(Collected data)
· · · ·
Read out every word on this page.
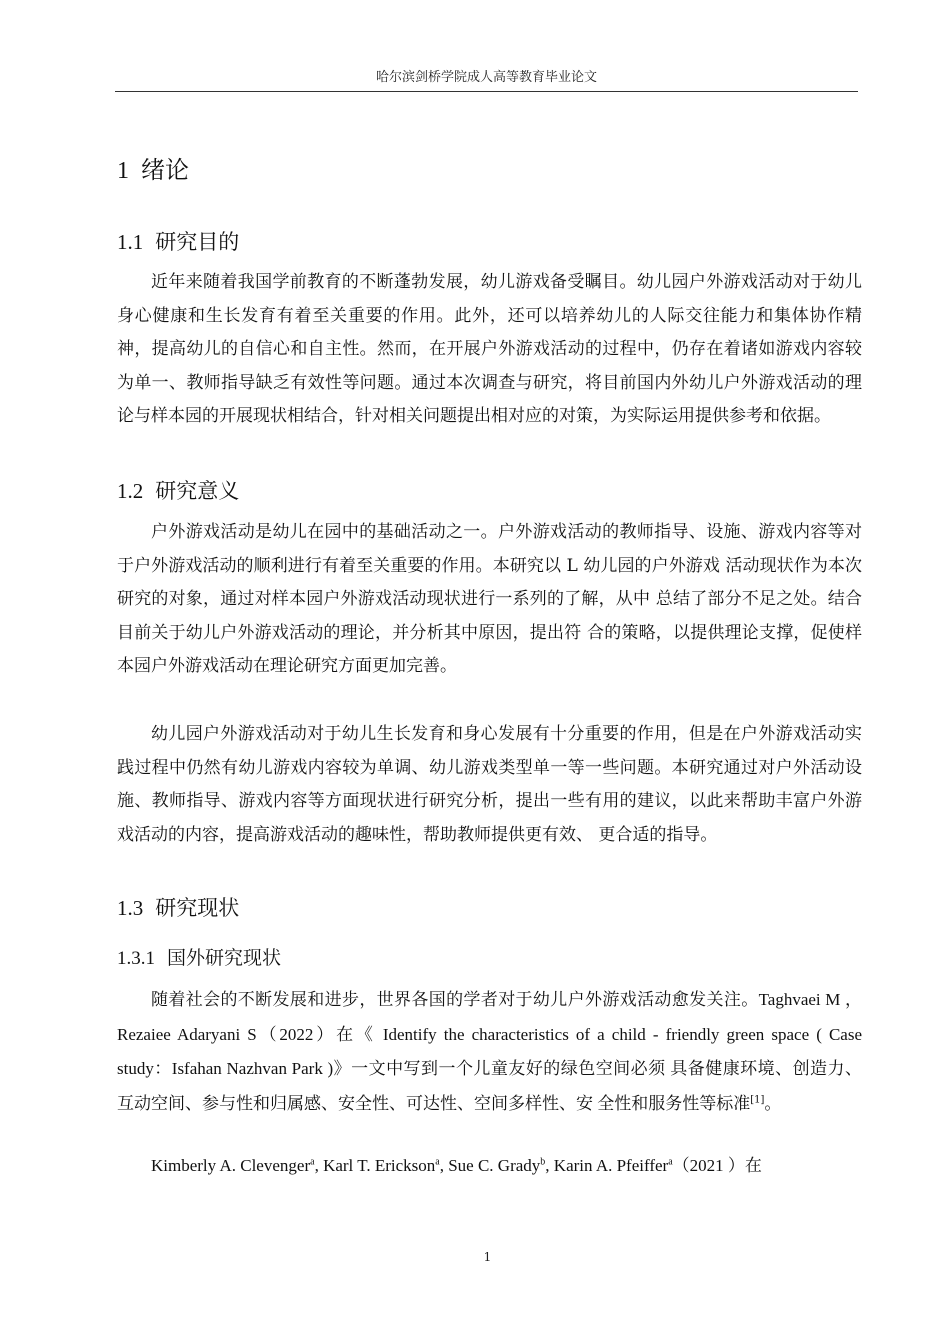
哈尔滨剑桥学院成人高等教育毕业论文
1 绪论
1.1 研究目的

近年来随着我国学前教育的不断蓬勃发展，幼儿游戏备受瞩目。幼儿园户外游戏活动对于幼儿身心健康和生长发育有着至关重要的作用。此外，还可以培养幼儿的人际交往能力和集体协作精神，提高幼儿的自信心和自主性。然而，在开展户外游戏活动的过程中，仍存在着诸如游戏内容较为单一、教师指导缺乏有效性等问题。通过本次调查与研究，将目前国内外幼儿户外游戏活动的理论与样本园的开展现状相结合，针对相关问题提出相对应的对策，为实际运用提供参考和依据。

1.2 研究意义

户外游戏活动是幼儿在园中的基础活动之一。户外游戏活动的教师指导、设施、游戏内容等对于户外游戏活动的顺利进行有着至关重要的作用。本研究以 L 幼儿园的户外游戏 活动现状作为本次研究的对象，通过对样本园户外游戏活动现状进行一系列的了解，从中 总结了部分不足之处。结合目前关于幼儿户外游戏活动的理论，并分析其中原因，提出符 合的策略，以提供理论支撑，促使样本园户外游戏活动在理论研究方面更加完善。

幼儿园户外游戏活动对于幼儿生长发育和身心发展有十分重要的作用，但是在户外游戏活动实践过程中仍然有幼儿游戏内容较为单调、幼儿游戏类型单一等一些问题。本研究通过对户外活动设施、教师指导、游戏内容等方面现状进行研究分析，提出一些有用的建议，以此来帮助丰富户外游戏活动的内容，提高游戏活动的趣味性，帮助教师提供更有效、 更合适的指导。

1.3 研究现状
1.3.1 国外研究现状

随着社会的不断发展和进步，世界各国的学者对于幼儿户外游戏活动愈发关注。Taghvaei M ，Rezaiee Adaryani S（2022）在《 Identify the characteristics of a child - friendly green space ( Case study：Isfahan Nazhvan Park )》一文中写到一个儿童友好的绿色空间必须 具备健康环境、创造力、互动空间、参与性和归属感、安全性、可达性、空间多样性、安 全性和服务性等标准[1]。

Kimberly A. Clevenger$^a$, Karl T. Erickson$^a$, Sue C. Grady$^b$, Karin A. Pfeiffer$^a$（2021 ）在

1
· · · ·
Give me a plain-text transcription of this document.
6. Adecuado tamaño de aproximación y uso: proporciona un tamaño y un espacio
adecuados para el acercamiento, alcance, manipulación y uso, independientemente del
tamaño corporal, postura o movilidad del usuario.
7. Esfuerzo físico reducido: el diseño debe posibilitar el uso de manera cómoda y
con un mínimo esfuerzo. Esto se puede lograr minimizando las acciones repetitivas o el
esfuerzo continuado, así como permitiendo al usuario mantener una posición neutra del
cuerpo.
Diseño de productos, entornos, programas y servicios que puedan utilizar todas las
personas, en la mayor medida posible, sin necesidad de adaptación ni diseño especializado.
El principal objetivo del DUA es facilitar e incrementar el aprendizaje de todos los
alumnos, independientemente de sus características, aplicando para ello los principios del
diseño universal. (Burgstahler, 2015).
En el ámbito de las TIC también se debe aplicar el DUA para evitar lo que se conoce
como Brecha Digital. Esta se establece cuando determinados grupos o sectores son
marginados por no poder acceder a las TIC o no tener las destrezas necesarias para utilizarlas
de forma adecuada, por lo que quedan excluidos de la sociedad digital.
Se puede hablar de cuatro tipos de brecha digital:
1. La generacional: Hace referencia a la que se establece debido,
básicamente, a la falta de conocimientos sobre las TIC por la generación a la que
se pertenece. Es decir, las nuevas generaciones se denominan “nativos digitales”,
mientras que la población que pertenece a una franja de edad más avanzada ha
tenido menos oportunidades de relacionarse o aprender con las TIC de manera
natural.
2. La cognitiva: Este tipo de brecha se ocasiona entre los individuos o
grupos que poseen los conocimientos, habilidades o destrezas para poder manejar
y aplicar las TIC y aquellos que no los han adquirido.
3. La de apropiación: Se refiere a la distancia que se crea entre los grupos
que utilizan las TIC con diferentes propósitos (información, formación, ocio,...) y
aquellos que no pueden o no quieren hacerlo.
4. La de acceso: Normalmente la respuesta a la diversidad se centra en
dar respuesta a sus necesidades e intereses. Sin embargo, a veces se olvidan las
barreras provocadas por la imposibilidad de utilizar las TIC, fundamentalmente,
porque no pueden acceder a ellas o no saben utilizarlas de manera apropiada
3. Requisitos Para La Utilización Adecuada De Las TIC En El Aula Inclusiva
· · · ·
## EXERCISE INSTRUCTIONS
Identify the lines that contain the string "pertenece", and copy every one of them.

## WRITTEN SOLUTION
se pertenece. Es decir, las nuevas generaciones se denominan “nativos digitales”,
mientras que la población que pertenece a una franja de edad más avanzada ha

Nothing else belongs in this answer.